(begin)

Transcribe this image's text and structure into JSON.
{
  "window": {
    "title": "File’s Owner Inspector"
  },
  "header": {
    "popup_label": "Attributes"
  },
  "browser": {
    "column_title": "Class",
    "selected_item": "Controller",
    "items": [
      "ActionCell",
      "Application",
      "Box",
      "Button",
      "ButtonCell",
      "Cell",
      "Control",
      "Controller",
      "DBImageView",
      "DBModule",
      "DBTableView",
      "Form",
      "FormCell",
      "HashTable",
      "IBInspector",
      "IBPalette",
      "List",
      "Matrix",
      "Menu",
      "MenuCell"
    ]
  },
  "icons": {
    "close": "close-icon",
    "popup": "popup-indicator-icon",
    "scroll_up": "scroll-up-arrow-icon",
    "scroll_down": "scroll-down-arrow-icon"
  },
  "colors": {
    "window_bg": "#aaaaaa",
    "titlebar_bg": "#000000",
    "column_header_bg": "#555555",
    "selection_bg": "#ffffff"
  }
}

(end)

:: Instructions to follow ::
Search the data for "Controller". Copy every line that has it.

:: Task response ::
    "selected_item": "Controller",
      "Controller",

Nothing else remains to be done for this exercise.